◆ Direction ◆
Output every entry exactly as written.

◆ Dataset excerpts ◆
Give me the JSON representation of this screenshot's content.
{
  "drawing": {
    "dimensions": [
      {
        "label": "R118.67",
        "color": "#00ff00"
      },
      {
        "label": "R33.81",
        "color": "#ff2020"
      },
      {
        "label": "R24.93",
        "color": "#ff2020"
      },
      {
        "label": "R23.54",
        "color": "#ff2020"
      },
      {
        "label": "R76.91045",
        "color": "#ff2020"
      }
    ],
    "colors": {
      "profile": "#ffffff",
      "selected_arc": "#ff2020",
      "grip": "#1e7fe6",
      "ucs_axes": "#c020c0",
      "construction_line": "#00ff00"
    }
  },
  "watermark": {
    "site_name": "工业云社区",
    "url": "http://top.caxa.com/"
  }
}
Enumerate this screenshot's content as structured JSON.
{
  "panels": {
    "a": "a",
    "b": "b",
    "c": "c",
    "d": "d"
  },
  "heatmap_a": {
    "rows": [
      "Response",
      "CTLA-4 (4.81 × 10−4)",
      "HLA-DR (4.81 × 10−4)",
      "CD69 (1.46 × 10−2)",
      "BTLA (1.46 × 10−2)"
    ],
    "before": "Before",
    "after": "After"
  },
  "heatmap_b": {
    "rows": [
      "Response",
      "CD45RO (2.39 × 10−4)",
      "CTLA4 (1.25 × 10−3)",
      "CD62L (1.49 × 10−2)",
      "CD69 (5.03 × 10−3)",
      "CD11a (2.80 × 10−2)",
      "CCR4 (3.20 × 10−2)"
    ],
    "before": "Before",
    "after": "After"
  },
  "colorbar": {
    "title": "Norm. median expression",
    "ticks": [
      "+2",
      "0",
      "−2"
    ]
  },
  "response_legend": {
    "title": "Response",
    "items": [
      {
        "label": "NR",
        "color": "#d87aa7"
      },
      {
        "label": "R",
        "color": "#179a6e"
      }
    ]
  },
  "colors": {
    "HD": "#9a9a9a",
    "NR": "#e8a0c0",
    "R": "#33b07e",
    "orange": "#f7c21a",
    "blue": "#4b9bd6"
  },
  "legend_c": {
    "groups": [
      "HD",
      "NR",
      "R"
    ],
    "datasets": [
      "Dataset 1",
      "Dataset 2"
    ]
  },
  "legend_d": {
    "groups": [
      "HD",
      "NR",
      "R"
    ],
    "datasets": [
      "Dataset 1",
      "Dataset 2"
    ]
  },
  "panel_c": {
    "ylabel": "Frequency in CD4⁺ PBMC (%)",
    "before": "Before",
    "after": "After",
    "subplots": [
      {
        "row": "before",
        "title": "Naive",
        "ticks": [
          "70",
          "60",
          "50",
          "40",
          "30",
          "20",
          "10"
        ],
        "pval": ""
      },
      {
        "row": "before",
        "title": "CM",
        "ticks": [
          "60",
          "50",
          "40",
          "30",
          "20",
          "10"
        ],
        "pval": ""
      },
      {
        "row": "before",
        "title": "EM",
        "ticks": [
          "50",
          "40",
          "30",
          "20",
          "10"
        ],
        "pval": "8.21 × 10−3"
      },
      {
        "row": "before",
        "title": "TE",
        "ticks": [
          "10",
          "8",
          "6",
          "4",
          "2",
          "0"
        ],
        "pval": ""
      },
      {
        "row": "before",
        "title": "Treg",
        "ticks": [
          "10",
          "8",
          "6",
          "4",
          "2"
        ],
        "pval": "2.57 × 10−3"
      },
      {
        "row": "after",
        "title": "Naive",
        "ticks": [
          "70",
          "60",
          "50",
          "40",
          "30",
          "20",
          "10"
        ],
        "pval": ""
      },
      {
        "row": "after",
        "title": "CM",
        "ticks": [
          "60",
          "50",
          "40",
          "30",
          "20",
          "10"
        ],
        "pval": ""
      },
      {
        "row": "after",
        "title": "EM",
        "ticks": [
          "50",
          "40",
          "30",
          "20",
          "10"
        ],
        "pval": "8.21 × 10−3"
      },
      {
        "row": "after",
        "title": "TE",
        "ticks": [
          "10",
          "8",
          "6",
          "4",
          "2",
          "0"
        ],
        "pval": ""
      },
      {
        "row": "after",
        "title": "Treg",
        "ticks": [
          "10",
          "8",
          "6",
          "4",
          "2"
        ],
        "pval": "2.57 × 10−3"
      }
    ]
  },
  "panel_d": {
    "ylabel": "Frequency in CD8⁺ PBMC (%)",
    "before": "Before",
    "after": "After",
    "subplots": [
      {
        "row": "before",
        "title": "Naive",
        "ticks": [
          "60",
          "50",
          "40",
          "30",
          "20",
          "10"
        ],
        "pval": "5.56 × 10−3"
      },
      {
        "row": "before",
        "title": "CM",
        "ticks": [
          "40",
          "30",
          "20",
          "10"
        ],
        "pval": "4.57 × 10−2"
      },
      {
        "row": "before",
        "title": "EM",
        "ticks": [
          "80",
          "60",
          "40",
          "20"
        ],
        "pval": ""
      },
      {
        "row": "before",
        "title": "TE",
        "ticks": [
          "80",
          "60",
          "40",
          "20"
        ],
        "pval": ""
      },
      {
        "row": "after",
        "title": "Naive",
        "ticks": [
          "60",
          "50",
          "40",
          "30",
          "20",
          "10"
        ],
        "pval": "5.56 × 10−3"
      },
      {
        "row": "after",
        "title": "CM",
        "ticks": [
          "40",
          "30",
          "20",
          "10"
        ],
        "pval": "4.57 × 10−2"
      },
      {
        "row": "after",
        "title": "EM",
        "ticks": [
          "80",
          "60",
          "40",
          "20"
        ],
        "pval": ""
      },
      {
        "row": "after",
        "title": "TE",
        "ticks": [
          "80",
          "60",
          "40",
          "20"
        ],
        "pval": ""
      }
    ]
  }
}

◆ Result of the task ◆
Give me the JSON representation of this screenshot's content.
{
  "drawing": {
    "dimensions": [
      {
        "label": "R118.67",
        "color": "#00ff00"
      },
      {
        "label": "R33.81",
        "color": "#ff2020"
      },
      {
        "label": "R24.93",
        "color": "#ff2020"
      },
      {
        "label": "R23.54",
        "color": "#ff2020"
      },
      {
        "label": "R76.91045",
        "color": "#ff2020"
      }
    ],
    "colors": {
      "profile": "#ffffff",
      "selected_arc": "#ff2020",
      "grip": "#1e7fe6",
      "ucs_axes": "#c020c0",
      "construction_line": "#00ff00"
    }
  },
  "watermark": {
    "site_name": "工业云社区",
    "url": "http://top.caxa.com/"
  }
}
Enumerate this screenshot's content as structured JSON.
{
  "panels": {
    "a": "a",
    "b": "b",
    "c": "c",
    "d": "d"
  },
  "heatmap_a": {
    "rows": [
      "Response",
      "CTLA-4 (4.81 × 10−4)",
      "HLA-DR (4.81 × 10−4)",
      "CD69 (1.46 × 10−2)",
      "BTLA (1.46 × 10−2)"
    ],
    "before": "Before",
    "after": "After"
  },
  "heatmap_b": {
    "rows": [
      "Response",
      "CD45RO (2.39 × 10−4)",
      "CTLA4 (1.25 × 10−3)",
      "CD62L (1.49 × 10−2)",
      "CD69 (5.03 × 10−3)",
      "CD11a (2.80 × 10−2)",
      "CCR4 (3.20 × 10−2)"
    ],
    "before": "Before",
    "after": "After"
  },
  "colorbar": {
    "title": "Norm. median expression",
    "ticks": [
      "+2",
      "0",
      "−2"
    ]
  },
  "response_legend": {
    "title": "Response",
    "items": [
      {
        "label": "NR",
        "color": "#d87aa7"
      },
      {
        "label": "R",
        "color": "#179a6e"
      }
    ]
  },
  "colors": {
    "HD": "#9a9a9a",
    "NR": "#e8a0c0",
    "R": "#33b07e",
    "orange": "#f7c21a",
    "blue": "#4b9bd6"
  },
  "legend_c": {
    "groups": [
      "HD",
      "NR",
      "R"
    ],
    "datasets": [
      "Dataset 1",
      "Dataset 2"
    ]
  },
  "legend_d": {
    "groups": [
      "HD",
      "NR",
      "R"
    ],
    "datasets": [
      "Dataset 1",
      "Dataset 2"
    ]
  },
  "panel_c": {
    "ylabel": "Frequency in CD4⁺ PBMC (%)",
    "before": "Before",
    "after": "After",
    "subplots": [
      {
        "row": "before",
        "title": "Naive",
        "ticks": [
          "70",
          "60",
          "50",
          "40",
          "30",
          "20",
          "10"
        ],
        "pval": ""
      },
      {
        "row": "before",
        "title": "CM",
        "ticks": [
          "60",
          "50",
          "40",
          "30",
          "20",
          "10"
        ],
        "pval": ""
      },
      {
        "row": "before",
        "title": "EM",
        "ticks": [
          "50",
          "40",
          "30",
          "20",
          "10"
        ],
        "pval": "8.21 × 10−3"
      },
      {
        "row": "before",
        "title": "TE",
        "ticks": [
          "10",
          "8",
          "6",
          "4",
          "2",
          "0"
        ],
        "pval": ""
      },
      {
        "row": "before",
        "title": "Treg",
        "ticks": [
          "10",
          "8",
          "6",
          "4",
          "2"
        ],
        "pval": "2.57 × 10−3"
      },
      {
        "row": "after",
        "title": "Naive",
        "ticks": [
          "70",
          "60",
          "50",
          "40",
          "30",
          "20",
          "10"
        ],
        "pval": ""
      },
      {
        "row": "after",
        "title": "CM",
        "ticks": [
          "60",
          "50",
          "40",
          "30",
          "20",
          "10"
        ],
        "pval": ""
      },
      {
        "row": "after",
        "title": "EM",
        "ticks": [
          "50",
          "40",
          "30",
          "20",
          "10"
        ],
        "pval": "8.21 × 10−3"
      },
      {
        "row": "after",
        "title": "TE",
        "ticks": [
          "10",
          "8",
          "6",
          "4",
          "2",
          "0"
        ],
        "pval": ""
      },
      {
        "row": "after",
        "title": "Treg",
        "ticks": [
          "10",
          "8",
          "6",
          "4",
          "2"
        ],
        "pval": "2.57 × 10−3"
      }
    ]
  },
  "panel_d": {
    "ylabel": "Frequency in CD8⁺ PBMC (%)",
    "before": "Before",
    "after": "After",
    "subplots": [
      {
        "row": "before",
        "title": "Naive",
        "ticks": [
          "60",
          "50",
          "40",
          "30",
          "20",
          "10"
        ],
        "pval": "5.56 × 10−3"
      },
      {
        "row": "before",
        "title": "CM",
        "ticks": [
          "40",
          "30",
          "20",
          "10"
        ],
        "pval": "4.57 × 10−2"
      },
      {
        "row": "before",
        "title": "EM",
        "ticks": [
          "80",
          "60",
          "40",
          "20"
        ],
        "pval": ""
      },
      {
        "row": "before",
        "title": "TE",
        "ticks": [
          "80",
          "60",
          "40",
          "20"
        ],
        "pval": ""
      },
      {
        "row": "after",
        "title": "Naive",
        "ticks": [
          "60",
          "50",
          "40",
          "30",
          "20",
          "10"
        ],
        "pval": "5.56 × 10−3"
      },
      {
        "row": "after",
        "title": "CM",
        "ticks": [
          "40",
          "30",
          "20",
          "10"
        ],
        "pval": "4.57 × 10−2"
      },
      {
        "row": "after",
        "title": "EM",
        "ticks": [
          "80",
          "60",
          "40",
          "20"
        ],
        "pval": ""
      },
      {
        "row": "after",
        "title": "TE",
        "ticks": [
          "80",
          "60",
          "40",
          "20"
        ],
        "pval": ""
      }
    ]
  }
}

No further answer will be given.